#### [Items]
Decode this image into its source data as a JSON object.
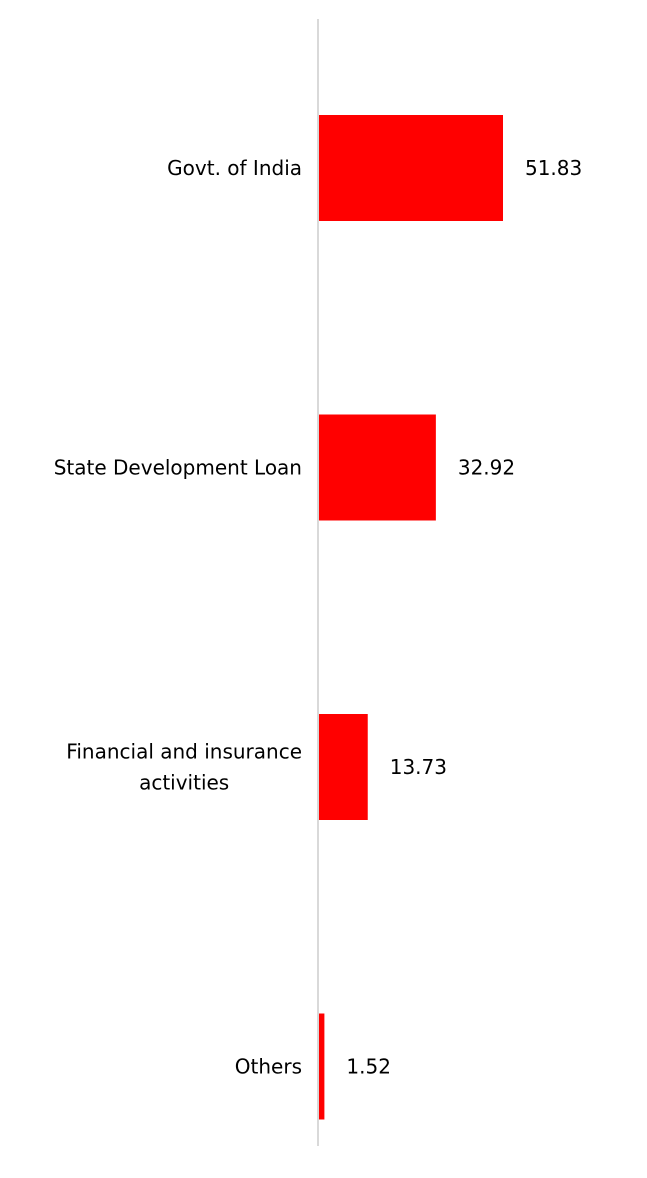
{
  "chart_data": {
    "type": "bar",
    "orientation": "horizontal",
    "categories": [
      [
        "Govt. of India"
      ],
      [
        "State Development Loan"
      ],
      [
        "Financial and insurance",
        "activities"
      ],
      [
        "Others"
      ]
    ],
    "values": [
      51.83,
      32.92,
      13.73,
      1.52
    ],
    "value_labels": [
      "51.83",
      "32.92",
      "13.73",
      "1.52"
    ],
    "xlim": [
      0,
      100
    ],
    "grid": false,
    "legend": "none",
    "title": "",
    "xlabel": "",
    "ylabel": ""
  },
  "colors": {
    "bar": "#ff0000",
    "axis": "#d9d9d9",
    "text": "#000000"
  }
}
---
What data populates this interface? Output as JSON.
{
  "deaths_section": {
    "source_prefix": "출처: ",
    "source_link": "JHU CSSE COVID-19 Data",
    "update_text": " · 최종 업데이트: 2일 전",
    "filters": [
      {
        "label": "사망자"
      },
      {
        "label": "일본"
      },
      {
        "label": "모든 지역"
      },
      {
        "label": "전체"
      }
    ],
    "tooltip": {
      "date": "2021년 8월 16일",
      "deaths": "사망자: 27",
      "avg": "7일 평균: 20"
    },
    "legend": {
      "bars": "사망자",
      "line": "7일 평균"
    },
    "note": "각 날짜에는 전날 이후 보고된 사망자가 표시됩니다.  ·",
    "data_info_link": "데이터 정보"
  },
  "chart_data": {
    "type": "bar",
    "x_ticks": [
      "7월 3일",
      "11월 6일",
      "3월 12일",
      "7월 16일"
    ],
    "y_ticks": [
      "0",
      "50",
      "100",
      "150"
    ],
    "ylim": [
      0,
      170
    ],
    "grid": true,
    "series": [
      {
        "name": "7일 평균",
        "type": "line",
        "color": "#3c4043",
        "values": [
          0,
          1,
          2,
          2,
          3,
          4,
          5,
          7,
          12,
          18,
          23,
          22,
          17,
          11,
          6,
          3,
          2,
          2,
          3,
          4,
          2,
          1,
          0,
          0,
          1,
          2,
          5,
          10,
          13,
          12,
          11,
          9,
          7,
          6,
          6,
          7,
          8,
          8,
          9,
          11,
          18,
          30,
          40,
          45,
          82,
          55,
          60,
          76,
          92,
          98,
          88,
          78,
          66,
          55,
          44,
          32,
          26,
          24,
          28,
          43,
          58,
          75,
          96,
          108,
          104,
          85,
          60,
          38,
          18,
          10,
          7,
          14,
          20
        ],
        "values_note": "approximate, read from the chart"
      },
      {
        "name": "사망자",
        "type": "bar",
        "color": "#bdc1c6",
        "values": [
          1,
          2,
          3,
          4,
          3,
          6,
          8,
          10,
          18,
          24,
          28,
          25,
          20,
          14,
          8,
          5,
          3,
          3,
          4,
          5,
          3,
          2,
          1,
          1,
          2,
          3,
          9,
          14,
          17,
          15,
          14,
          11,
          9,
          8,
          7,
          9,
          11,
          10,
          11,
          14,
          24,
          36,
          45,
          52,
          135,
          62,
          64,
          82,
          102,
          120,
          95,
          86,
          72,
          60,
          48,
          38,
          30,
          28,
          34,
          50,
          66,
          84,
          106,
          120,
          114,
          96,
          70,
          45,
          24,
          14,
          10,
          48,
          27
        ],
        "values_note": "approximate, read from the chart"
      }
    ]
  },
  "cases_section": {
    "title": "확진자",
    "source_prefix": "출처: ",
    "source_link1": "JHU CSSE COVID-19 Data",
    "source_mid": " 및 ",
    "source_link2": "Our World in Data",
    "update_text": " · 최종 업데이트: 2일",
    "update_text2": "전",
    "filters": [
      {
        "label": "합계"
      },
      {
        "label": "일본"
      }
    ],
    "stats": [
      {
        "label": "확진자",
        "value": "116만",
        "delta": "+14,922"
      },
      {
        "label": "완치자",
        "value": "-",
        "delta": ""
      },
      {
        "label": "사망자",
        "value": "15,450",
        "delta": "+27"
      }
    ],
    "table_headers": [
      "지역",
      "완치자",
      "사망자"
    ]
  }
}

#### [Aim]
Show, from the material above, each line that includes the string "JSON".

#### [Solution for this task]
Decode this image into its source data as a JSON object.
What data populates this interface? Output as JSON.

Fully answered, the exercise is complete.